Extracted data entries
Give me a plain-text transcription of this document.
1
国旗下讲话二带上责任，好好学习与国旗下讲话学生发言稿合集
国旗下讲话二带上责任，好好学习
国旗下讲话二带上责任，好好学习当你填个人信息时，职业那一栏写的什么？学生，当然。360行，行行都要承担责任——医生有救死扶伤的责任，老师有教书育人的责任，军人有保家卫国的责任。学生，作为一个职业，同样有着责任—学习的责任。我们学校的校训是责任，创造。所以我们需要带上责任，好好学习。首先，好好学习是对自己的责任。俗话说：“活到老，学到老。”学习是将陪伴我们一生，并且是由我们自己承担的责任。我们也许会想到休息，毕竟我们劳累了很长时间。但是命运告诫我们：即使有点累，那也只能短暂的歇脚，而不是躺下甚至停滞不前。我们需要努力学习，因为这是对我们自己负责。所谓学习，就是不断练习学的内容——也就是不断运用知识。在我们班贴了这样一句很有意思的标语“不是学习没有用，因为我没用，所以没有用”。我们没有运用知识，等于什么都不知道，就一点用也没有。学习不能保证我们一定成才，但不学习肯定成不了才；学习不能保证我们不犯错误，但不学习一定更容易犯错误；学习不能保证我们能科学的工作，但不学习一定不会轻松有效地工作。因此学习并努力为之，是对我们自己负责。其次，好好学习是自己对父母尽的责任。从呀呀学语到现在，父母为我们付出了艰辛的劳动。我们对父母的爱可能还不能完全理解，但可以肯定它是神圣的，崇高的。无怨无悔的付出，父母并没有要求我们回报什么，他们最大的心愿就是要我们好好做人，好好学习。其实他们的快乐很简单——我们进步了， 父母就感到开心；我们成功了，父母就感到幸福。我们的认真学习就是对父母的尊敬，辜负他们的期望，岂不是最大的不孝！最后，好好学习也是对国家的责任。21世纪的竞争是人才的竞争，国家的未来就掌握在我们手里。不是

...

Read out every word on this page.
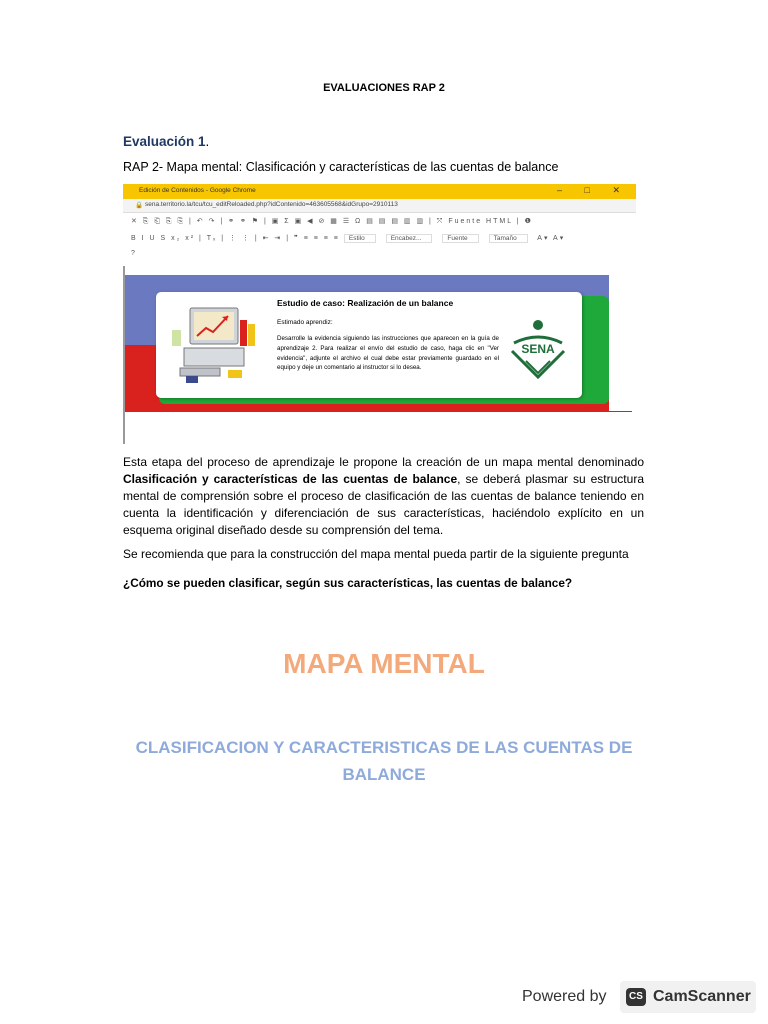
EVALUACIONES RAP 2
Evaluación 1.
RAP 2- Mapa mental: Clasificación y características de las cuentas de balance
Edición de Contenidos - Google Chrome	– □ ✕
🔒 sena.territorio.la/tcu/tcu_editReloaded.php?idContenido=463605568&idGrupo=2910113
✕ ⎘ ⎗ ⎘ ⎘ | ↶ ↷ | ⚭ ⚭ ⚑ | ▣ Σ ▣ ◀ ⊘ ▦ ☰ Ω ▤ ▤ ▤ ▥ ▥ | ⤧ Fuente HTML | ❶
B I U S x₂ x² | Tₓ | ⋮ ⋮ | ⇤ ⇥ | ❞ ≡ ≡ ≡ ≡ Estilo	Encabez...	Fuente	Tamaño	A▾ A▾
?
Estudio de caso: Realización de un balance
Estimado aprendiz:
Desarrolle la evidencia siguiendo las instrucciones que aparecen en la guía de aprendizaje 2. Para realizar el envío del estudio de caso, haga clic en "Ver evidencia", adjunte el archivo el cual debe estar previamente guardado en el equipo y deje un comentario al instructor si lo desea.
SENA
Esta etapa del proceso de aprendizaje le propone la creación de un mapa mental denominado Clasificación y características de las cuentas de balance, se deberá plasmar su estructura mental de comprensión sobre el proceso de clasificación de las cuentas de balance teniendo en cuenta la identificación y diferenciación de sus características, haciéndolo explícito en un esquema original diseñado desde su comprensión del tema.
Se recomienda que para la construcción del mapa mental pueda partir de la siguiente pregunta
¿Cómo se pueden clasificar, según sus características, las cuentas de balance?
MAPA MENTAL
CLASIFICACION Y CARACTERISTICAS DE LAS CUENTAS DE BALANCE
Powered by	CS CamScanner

* * *

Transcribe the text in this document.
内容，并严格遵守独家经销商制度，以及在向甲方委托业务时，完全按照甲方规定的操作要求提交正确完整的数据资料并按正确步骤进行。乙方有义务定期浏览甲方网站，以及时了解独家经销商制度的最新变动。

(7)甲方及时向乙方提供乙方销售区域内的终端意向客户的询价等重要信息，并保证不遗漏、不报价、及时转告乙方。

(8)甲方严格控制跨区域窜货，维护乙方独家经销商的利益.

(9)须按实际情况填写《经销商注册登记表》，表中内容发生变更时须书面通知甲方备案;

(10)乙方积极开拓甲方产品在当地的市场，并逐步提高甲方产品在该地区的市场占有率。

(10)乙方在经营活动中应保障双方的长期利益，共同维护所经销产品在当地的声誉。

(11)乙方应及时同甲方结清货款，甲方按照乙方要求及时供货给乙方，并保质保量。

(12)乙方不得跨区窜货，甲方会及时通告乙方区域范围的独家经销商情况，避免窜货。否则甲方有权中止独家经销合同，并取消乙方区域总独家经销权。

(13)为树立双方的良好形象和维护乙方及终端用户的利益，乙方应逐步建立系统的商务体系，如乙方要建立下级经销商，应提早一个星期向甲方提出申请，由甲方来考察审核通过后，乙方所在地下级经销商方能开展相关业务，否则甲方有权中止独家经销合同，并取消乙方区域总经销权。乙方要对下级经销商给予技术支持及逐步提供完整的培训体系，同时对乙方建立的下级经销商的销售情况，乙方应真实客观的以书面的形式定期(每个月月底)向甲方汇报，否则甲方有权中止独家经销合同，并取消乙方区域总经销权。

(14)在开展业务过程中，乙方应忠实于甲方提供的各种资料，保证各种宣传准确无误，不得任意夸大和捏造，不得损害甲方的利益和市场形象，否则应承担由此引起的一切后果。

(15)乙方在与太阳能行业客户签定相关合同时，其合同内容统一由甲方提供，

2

Given instruction:
Which lines above contain the word "características"? Copy each of them.

Finished answer:
RAP 2- Mapa mental: Clasificación y características de las cuentas de balance
Esta etapa del proceso de aprendizaje le propone la creación de un mapa mental denominado Clasificación y características de las cuentas de balance, se deberá plasmar su estructura mental de comprensión sobre el proceso de clasificación de las cuentas de balance teniendo en cuenta la identificación y diferenciación de sus características, haciéndolo explícito en un esquema original diseñado desde su comprensión del tema.
¿Cómo se pueden clasificar, según sus características, las cuentas de balance?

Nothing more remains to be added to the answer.